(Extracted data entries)
+ + + +

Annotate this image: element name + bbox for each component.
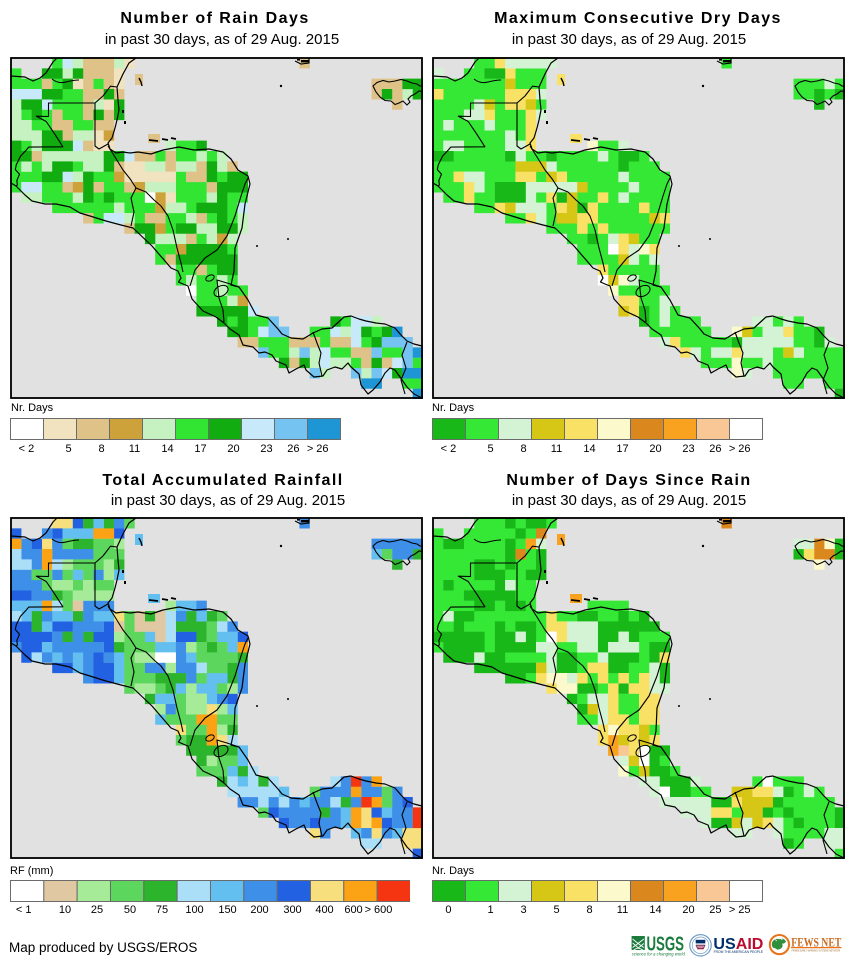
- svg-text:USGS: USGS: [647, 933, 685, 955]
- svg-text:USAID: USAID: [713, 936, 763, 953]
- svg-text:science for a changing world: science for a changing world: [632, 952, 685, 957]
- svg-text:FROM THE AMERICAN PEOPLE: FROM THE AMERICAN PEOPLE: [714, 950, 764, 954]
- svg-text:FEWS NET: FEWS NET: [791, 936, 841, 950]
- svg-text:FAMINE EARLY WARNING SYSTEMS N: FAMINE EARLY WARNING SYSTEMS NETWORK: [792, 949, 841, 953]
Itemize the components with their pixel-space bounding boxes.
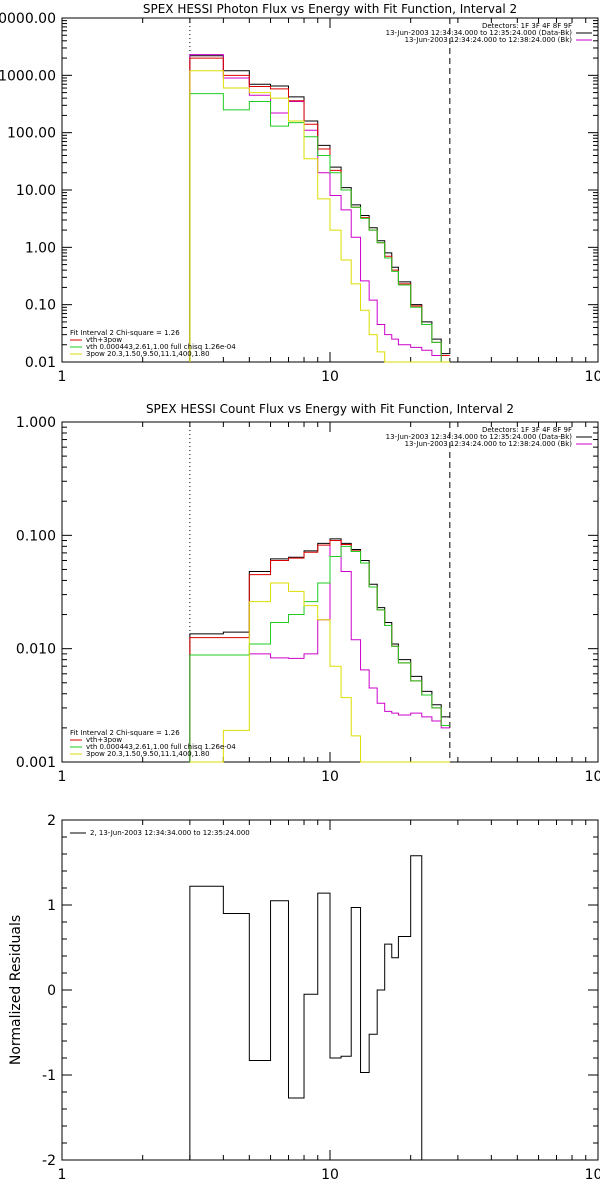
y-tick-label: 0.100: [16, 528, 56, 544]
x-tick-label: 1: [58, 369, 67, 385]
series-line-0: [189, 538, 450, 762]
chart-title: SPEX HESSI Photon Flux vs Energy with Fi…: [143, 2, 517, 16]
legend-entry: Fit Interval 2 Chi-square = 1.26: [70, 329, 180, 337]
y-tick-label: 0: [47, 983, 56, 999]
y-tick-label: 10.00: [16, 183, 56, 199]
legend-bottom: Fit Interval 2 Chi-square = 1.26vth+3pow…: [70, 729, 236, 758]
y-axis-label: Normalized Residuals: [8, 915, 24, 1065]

+ + + +

▸ **WHAT YOU WILL DO**:
Can you output the lines of the material above exactly as they appear, from the line with "y-tick-label: 0.100: [16, 528, 56, 544]" through the line with "y-tick-label: 10.00: [16, 183, 56, 199]", including both of those lines?

▸ **SOLUTION FOR THIS EXERCISE**:
y-tick-label: 0.100: [16, 528, 56, 544]
x-tick-label: 1: [58, 369, 67, 385]
series-line-0: [189, 538, 450, 762]
chart-title: SPEX HESSI Photon Flux vs Energy with Fi…: [143, 2, 517, 16]
legend-entry: Fit Interval 2 Chi-square = 1.26: [70, 329, 180, 337]
y-tick-label: 0: [47, 983, 56, 999]
y-tick-label: 10.00: [16, 183, 56, 199]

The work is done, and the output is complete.